Records from a data collection:
[start]
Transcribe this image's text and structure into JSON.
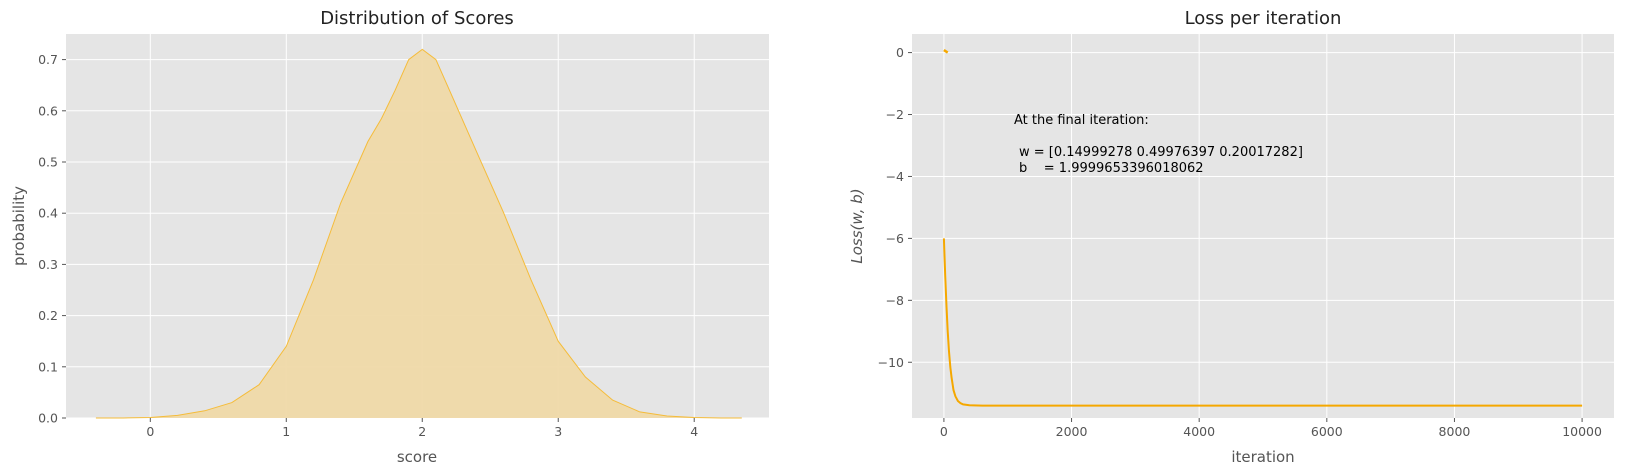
{
  "chart_data": [
    {
      "type": "area",
      "title": "Distribution of Scores",
      "xlabel": "score",
      "ylabel": "probability",
      "xlim": [
        -0.62,
        4.55
      ],
      "ylim": [
        0,
        0.75
      ],
      "xticks": [
        0,
        1,
        2,
        3,
        4
      ],
      "yticks": [
        0.0,
        0.1,
        0.2,
        0.3,
        0.4,
        0.5,
        0.6,
        0.7
      ],
      "grid": true,
      "colors": {
        "fill": "#efd9a8",
        "line": "#f5bc3a",
        "background": "#e5e5e5"
      },
      "series": [
        {
          "x": [
            -0.4,
            -0.2,
            0,
            0.2,
            0.4,
            0.6,
            0.8,
            1.0,
            1.2,
            1.4,
            1.6,
            1.7,
            1.8,
            1.9,
            2.0,
            2.1,
            2.2,
            2.4,
            2.6,
            2.8,
            3.0,
            3.2,
            3.4,
            3.6,
            3.8,
            4.0,
            4.2,
            4.35
          ],
          "y": [
            0.0,
            0.0,
            0.001,
            0.005,
            0.014,
            0.03,
            0.065,
            0.14,
            0.27,
            0.42,
            0.54,
            0.585,
            0.64,
            0.7,
            0.72,
            0.7,
            0.64,
            0.52,
            0.4,
            0.27,
            0.15,
            0.08,
            0.035,
            0.012,
            0.004,
            0.001,
            0.0,
            0.0
          ]
        }
      ]
    },
    {
      "type": "line",
      "title": "Loss per iteration",
      "xlabel": "iteration",
      "ylabel_main": "Loss(w, b)",
      "xlim": [
        -500,
        10500
      ],
      "ylim": [
        -11.8,
        0.6
      ],
      "xticks": [
        0,
        2000,
        4000,
        6000,
        8000,
        10000
      ],
      "yticks": [
        0,
        -2,
        -4,
        -6,
        -8,
        -10
      ],
      "grid": true,
      "colors": {
        "line": "#f5a800",
        "background": "#e5e5e5"
      },
      "series": [
        {
          "x": [
            0,
            20,
            40,
            60,
            80,
            100,
            120,
            150,
            180,
            220,
            260,
            300,
            400,
            600,
            1000,
            2000,
            4000,
            6000,
            8000,
            10000
          ],
          "y": [
            -6.0,
            -7.2,
            -8.2,
            -9.0,
            -9.65,
            -10.15,
            -10.5,
            -10.9,
            -11.1,
            -11.25,
            -11.32,
            -11.36,
            -11.39,
            -11.4,
            -11.4,
            -11.4,
            -11.4,
            -11.4,
            -11.4,
            -11.4
          ]
        },
        {
          "x": [
            0,
            60
          ],
          "y": [
            0.08,
            0.0
          ]
        }
      ],
      "annotation": {
        "line1": "At the final iteration:",
        "line2": "w = [0.14999278 0.49976397 0.20017282]",
        "line3": "b    = 1.9999653396018062"
      }
    }
  ]
}
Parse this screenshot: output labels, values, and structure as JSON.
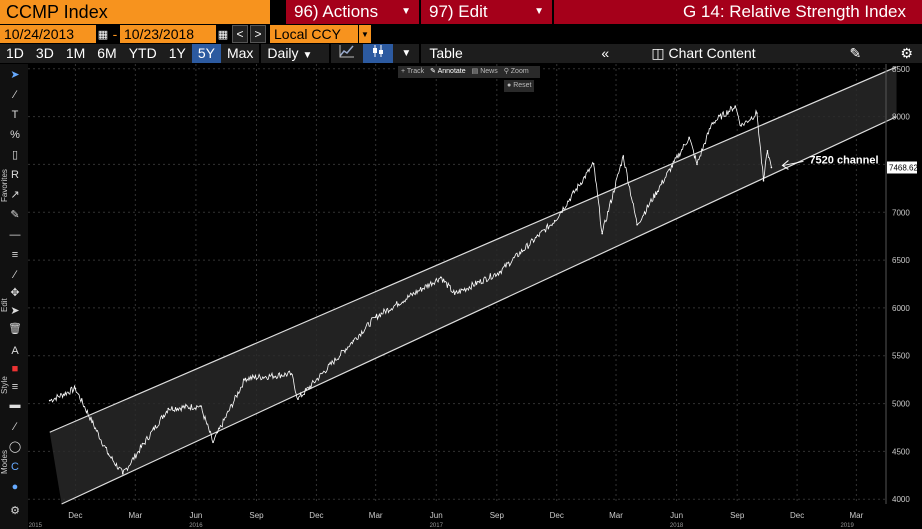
{
  "header": {
    "ticker": "CCMP Index",
    "actions_label": "96) Actions",
    "edit_label": "97) Edit",
    "function_title": "G 14: Relative Strength Index"
  },
  "range": {
    "start": "10/24/2013",
    "end": "10/23/2018",
    "currency": "Local CCY"
  },
  "periods": [
    "1D",
    "3D",
    "1M",
    "6M",
    "YTD",
    "1Y",
    "5Y",
    "Max"
  ],
  "active_period": "5Y",
  "frequency": "Daily",
  "table_label": "Table",
  "chart_content_label": "Chart Content",
  "mini_toolbar": [
    "Track",
    "Annotate",
    "News",
    "Zoom"
  ],
  "reset_label": "Reset",
  "sidebar_labels": [
    "Favorites",
    "Edit",
    "Style",
    "Modes"
  ],
  "colors": {
    "bloomberg_orange": "#f7931e",
    "header_red": "#a5001a",
    "active_blue": "#2c5aa0",
    "price_line": "#ffffff",
    "channel_line": "#dddddd",
    "channel_fill": "#2a2a2a"
  },
  "chart_data": {
    "type": "line",
    "title": "",
    "ylim": [
      3950,
      8550
    ],
    "y_ticks": [
      4000,
      4500,
      5000,
      5500,
      6000,
      6500,
      7000,
      7500,
      8000,
      8500
    ],
    "x_tick_labels": [
      "Dec",
      "Mar",
      "Jun",
      "Sep",
      "Dec",
      "Mar",
      "Jun",
      "Sep",
      "Dec",
      "Mar",
      "Jun",
      "Sep",
      "Dec",
      "Mar"
    ],
    "year_labels": [
      "2015",
      "2016",
      "2017",
      "2018",
      "2019"
    ],
    "last_price_label": "7468.629",
    "annotation": "7520 channel",
    "series": [
      {
        "values": [
          [
            "2015-10-23",
            5031
          ],
          [
            "2015-12-01",
            5156
          ],
          [
            "2016-01-20",
            4472
          ],
          [
            "2016-02-11",
            4266
          ],
          [
            "2016-04-20",
            4948
          ],
          [
            "2016-06-08",
            4974
          ],
          [
            "2016-06-27",
            4595
          ],
          [
            "2016-08-15",
            5262
          ],
          [
            "2016-10-24",
            5310
          ],
          [
            "2016-11-03",
            5046
          ],
          [
            "2017-01-26",
            5656
          ],
          [
            "2017-03-01",
            5904
          ],
          [
            "2017-06-08",
            6321
          ],
          [
            "2017-06-29",
            6145
          ],
          [
            "2017-09-05",
            6375
          ],
          [
            "2017-11-28",
            6912
          ],
          [
            "2018-01-26",
            7506
          ],
          [
            "2018-02-08",
            6777
          ],
          [
            "2018-03-12",
            7588
          ],
          [
            "2018-04-02",
            6870
          ],
          [
            "2018-06-20",
            7782
          ],
          [
            "2018-07-02",
            7503
          ],
          [
            "2018-07-25",
            7933
          ],
          [
            "2018-08-29",
            8109
          ],
          [
            "2018-09-07",
            7903
          ],
          [
            "2018-10-01",
            8037
          ],
          [
            "2018-10-11",
            7329
          ],
          [
            "2018-10-17",
            7642
          ],
          [
            "2018-10-23",
            7468
          ]
        ]
      }
    ],
    "channel": {
      "upper": [
        [
          "2015-10-23",
          4700
        ],
        [
          "2019-05-01",
          8520
        ]
      ],
      "lower": [
        [
          "2015-11-10",
          3950
        ],
        [
          "2019-05-01",
          8000
        ]
      ]
    },
    "grid": true
  }
}
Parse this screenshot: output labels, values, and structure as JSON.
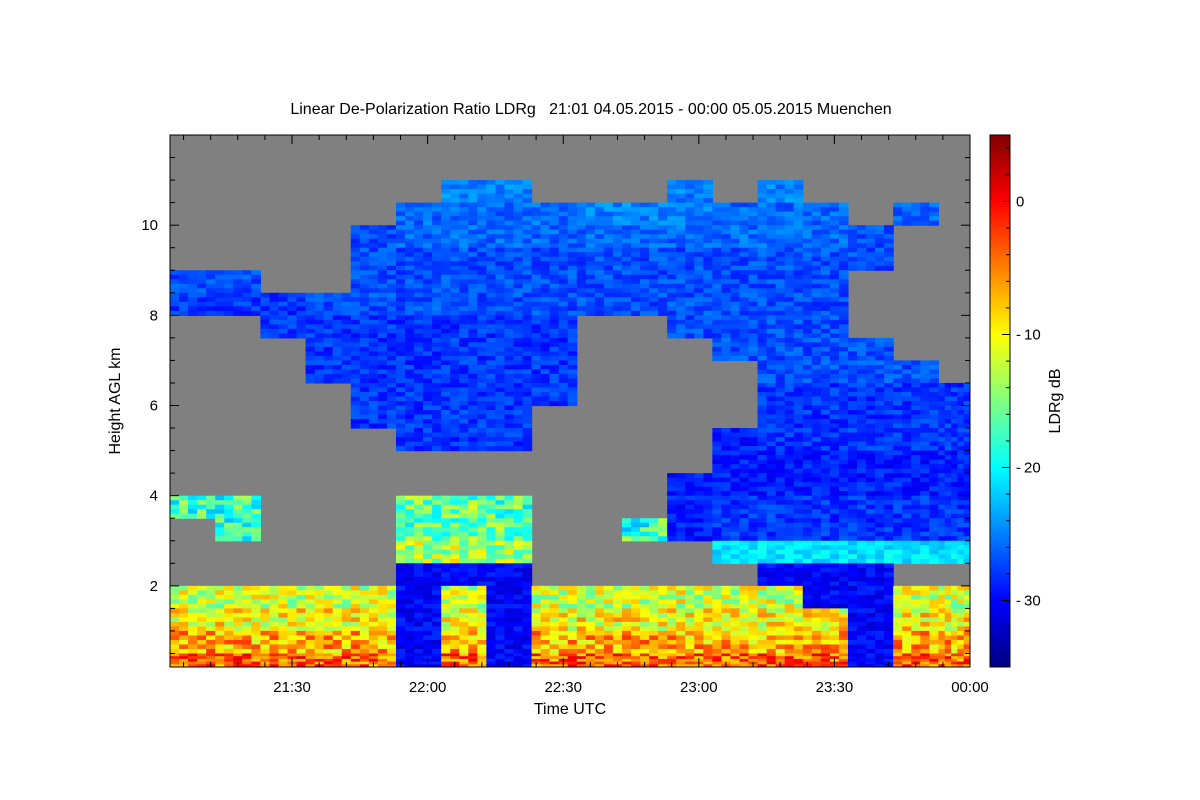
{
  "chart_data": {
    "type": "heatmap",
    "title": "Linear De-Polarization Ratio LDRg   21:01 04.05.2015 - 00:00 05.05.2015 Muenchen",
    "xlabel": "Time UTC",
    "ylabel": "Height AGL km",
    "colorbar_label": "LDRg dB",
    "x_units": "minutes after 21:00 UTC",
    "xlim": [
      3,
      180
    ],
    "ylim": [
      0.2,
      12
    ],
    "clim": [
      -35,
      5
    ],
    "colormap": "jet",
    "no_data_color": "#808080",
    "x_ticks": [
      {
        "value": 30,
        "label": "21:30"
      },
      {
        "value": 60,
        "label": "22:00"
      },
      {
        "value": 90,
        "label": "22:30"
      },
      {
        "value": 120,
        "label": "23:00"
      },
      {
        "value": 150,
        "label": "23:30"
      },
      {
        "value": 180,
        "label": "00:00"
      }
    ],
    "y_ticks": [
      {
        "value": 2,
        "label": "2"
      },
      {
        "value": 4,
        "label": "4"
      },
      {
        "value": 6,
        "label": "6"
      },
      {
        "value": 8,
        "label": "8"
      },
      {
        "value": 10,
        "label": "10"
      }
    ],
    "c_ticks": [
      {
        "value": 0,
        "label": "0"
      },
      {
        "value": -10,
        "label": "-10"
      },
      {
        "value": -20,
        "label": "-20"
      },
      {
        "value": -30,
        "label": "-30"
      }
    ],
    "grid_x_start_min": 3,
    "grid_x_step_min": 10,
    "grid_y_top_km": 12,
    "grid_y_step_km": 0.5,
    "grid_rows_top_to_bottom": [
      [
        null,
        null,
        null,
        null,
        null,
        null,
        null,
        null,
        null,
        null,
        null,
        null,
        null,
        null,
        null,
        null,
        null,
        null
      ],
      [
        null,
        null,
        null,
        null,
        null,
        null,
        null,
        null,
        null,
        null,
        null,
        null,
        null,
        null,
        null,
        null,
        null,
        null
      ],
      [
        null,
        null,
        null,
        null,
        null,
        null,
        -25,
        -25,
        null,
        null,
        null,
        -25,
        null,
        -25,
        null,
        null,
        null,
        null
      ],
      [
        null,
        null,
        null,
        null,
        null,
        -26,
        -26,
        -26,
        -26,
        -25,
        -25,
        -25,
        -26,
        -26,
        -26,
        null,
        -26,
        null
      ],
      [
        null,
        null,
        null,
        null,
        -27,
        -26,
        -26,
        -26,
        -26,
        -26,
        -26,
        -26,
        -26,
        -26,
        -26,
        -27,
        null,
        null
      ],
      [
        null,
        null,
        null,
        null,
        -27,
        -27,
        -27,
        -27,
        -27,
        -27,
        -27,
        -27,
        -27,
        -27,
        -27,
        -27,
        null,
        null
      ],
      [
        -27,
        -27,
        null,
        null,
        -27,
        -27,
        -27,
        -27,
        -27,
        -27,
        -27,
        -27,
        -27,
        -27,
        -27,
        null,
        null,
        null
      ],
      [
        -28,
        -28,
        -28,
        -27,
        -27,
        -27,
        -27,
        -27,
        -27,
        -27,
        -27,
        -27,
        -27,
        -27,
        -27,
        null,
        null,
        null
      ],
      [
        null,
        null,
        -28,
        -28,
        -28,
        -28,
        -28,
        -28,
        -28,
        null,
        null,
        -27,
        -27,
        -27,
        -27,
        null,
        null,
        null
      ],
      [
        null,
        null,
        null,
        -28,
        -28,
        -28,
        -28,
        -28,
        -28,
        null,
        null,
        null,
        -27,
        -27,
        -27,
        -27,
        null,
        null
      ],
      [
        null,
        null,
        null,
        -28,
        -28,
        -28,
        -28,
        -28,
        -28,
        null,
        null,
        null,
        null,
        -27,
        -27,
        -27,
        -27,
        null
      ],
      [
        null,
        null,
        null,
        null,
        -28,
        -28,
        -28,
        -28,
        -28,
        null,
        null,
        null,
        null,
        -28,
        -28,
        -28,
        -28,
        -28
      ],
      [
        null,
        null,
        null,
        null,
        -28,
        -28,
        -28,
        -28,
        null,
        null,
        null,
        null,
        null,
        -28,
        -28,
        -28,
        -28,
        -28
      ],
      [
        null,
        null,
        null,
        null,
        null,
        -28,
        -28,
        -28,
        null,
        null,
        null,
        null,
        -29,
        -28,
        -28,
        -28,
        -28,
        -28
      ],
      [
        null,
        null,
        null,
        null,
        null,
        null,
        null,
        null,
        null,
        null,
        null,
        null,
        -29,
        -29,
        -29,
        -29,
        -29,
        -29
      ],
      [
        null,
        null,
        null,
        null,
        null,
        null,
        null,
        null,
        null,
        null,
        null,
        -29,
        -29,
        -29,
        -29,
        -29,
        -29,
        -29
      ],
      [
        -18,
        -18,
        null,
        null,
        null,
        -16,
        -16,
        -17,
        null,
        null,
        null,
        -29,
        -28,
        -28,
        -28,
        -28,
        -28,
        -28
      ],
      [
        null,
        -18,
        null,
        null,
        null,
        -16,
        -16,
        -16,
        null,
        null,
        -18,
        -29,
        -28,
        -28,
        -28,
        -28,
        -28,
        -28
      ],
      [
        null,
        null,
        null,
        null,
        null,
        -13,
        -13,
        -14,
        null,
        null,
        null,
        null,
        -21,
        -21,
        -21,
        -21,
        -21,
        -21
      ],
      [
        null,
        null,
        null,
        null,
        null,
        -30,
        -30,
        -30,
        null,
        null,
        null,
        null,
        null,
        -30,
        -30,
        -30,
        null,
        null
      ],
      [
        -12,
        -12,
        -12,
        -12,
        -12,
        -30,
        -12,
        -30,
        -12,
        -12,
        -12,
        -12,
        -12,
        -12,
        -30,
        -30,
        -12,
        -12
      ],
      [
        -10,
        -10,
        -10,
        -10,
        -10,
        -30,
        -10,
        -30,
        -10,
        -10,
        -10,
        -10,
        -10,
        -10,
        -10,
        -30,
        -10,
        -10
      ],
      [
        -7,
        -7,
        -7,
        -7,
        -7,
        -30,
        -7,
        -30,
        -7,
        -7,
        -7,
        -7,
        -7,
        -7,
        -7,
        -30,
        -7,
        -7
      ],
      [
        -4,
        -4,
        -4,
        -4,
        -4,
        -30,
        -4,
        -30,
        -4,
        -4,
        -4,
        -4,
        -4,
        -4,
        -4,
        -30,
        -4,
        -4
      ]
    ]
  }
}
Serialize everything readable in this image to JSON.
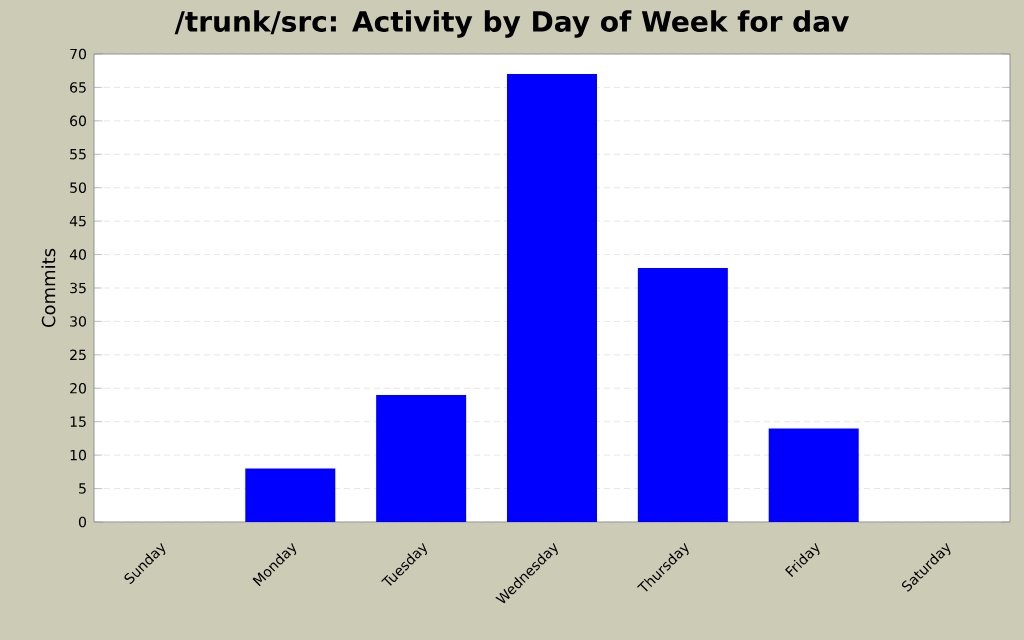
{
  "chart_data": {
    "type": "bar",
    "title": "/trunk/src: Activity by Day of Week for dav",
    "ylabel": "Commits",
    "categories": [
      "Sunday",
      "Monday",
      "Tuesday",
      "Wednesday",
      "Thursday",
      "Friday",
      "Saturday"
    ],
    "values": [
      0,
      8,
      19,
      67,
      38,
      14,
      0
    ],
    "color": "#0000ff",
    "ylim": [
      0,
      70
    ],
    "yticks": [
      0,
      5,
      10,
      15,
      20,
      25,
      30,
      35,
      40,
      45,
      50,
      55,
      60,
      65,
      70
    ],
    "grid": "y"
  }
}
[end]
=== Your objective ===
Pick out, from the lines above, every one that contains the string "Loss".

=== Answer to the task ===
      "title": "Loss per iteration",
      "ylabel_main": "Loss(w, b)",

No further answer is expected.